Retype every entry in its entirety, without alteration.

##### Extracted data #####

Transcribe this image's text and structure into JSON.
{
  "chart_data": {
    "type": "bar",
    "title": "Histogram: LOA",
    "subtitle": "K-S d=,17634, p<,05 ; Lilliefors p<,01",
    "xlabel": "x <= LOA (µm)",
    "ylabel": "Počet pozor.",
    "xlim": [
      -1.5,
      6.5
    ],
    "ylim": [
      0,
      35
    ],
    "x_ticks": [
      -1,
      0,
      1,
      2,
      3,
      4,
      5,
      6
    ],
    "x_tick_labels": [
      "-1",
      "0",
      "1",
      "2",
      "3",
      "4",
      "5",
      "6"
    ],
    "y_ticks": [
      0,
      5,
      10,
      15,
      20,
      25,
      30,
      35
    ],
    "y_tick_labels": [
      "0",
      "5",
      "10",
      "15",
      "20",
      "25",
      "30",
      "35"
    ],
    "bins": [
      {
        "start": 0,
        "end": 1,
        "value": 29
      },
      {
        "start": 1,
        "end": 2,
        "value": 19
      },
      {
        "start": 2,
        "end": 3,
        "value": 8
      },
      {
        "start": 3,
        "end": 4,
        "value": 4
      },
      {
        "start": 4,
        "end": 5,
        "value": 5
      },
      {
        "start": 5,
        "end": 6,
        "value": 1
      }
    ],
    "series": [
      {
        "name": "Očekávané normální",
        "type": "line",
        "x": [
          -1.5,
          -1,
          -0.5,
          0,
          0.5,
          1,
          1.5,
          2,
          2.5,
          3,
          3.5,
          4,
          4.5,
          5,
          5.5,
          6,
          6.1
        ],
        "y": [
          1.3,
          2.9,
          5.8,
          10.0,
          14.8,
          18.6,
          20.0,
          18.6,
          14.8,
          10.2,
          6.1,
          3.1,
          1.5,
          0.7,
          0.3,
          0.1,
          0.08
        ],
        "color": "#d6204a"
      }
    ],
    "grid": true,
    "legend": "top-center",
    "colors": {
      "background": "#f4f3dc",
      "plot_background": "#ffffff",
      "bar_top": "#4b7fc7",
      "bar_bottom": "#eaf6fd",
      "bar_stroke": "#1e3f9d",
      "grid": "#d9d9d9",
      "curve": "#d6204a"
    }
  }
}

#####

▶ **Correct response**:
Transcribe this image's text and structure into JSON.
{
  "chart_data": {
    "type": "bar",
    "title": "Histogram: LOA",
    "subtitle": "K-S d=,17634, p<,05 ; Lilliefors p<,01",
    "xlabel": "x <= LOA (µm)",
    "ylabel": "Počet pozor.",
    "xlim": [
      -1.5,
      6.5
    ],
    "ylim": [
      0,
      35
    ],
    "x_ticks": [
      -1,
      0,
      1,
      2,
      3,
      4,
      5,
      6
    ],
    "x_tick_labels": [
      "-1",
      "0",
      "1",
      "2",
      "3",
      "4",
      "5",
      "6"
    ],
    "y_ticks": [
      0,
      5,
      10,
      15,
      20,
      25,
      30,
      35
    ],
    "y_tick_labels": [
      "0",
      "5",
      "10",
      "15",
      "20",
      "25",
      "30",
      "35"
    ],
    "bins": [
      {
        "start": 0,
        "end": 1,
        "value": 29
      },
      {
        "start": 1,
        "end": 2,
        "value": 19
      },
      {
        "start": 2,
        "end": 3,
        "value": 8
      },
      {
        "start": 3,
        "end": 4,
        "value": 4
      },
      {
        "start": 4,
        "end": 5,
        "value": 5
      },
      {
        "start": 5,
        "end": 6,
        "value": 1
      }
    ],
    "series": [
      {
        "name": "Očekávané normální",
        "type": "line",
        "x": [
          -1.5,
          -1,
          -0.5,
          0,
          0.5,
          1,
          1.5,
          2,
          2.5,
          3,
          3.5,
          4,
          4.5,
          5,
          5.5,
          6,
          6.1
        ],
        "y": [
          1.3,
          2.9,
          5.8,
          10.0,
          14.8,
          18.6,
          20.0,
          18.6,
          14.8,
          10.2,
          6.1,
          3.1,
          1.5,
          0.7,
          0.3,
          0.1,
          0.08
        ],
        "color": "#d6204a"
      }
    ],
    "grid": true,
    "legend": "top-center",
    "colors": {
      "background": "#f4f3dc",
      "plot_background": "#ffffff",
      "bar_top": "#4b7fc7",
      "bar_bottom": "#eaf6fd",
      "bar_stroke": "#1e3f9d",
      "grid": "#d9d9d9",
      "curve": "#d6204a"
    }
  }
}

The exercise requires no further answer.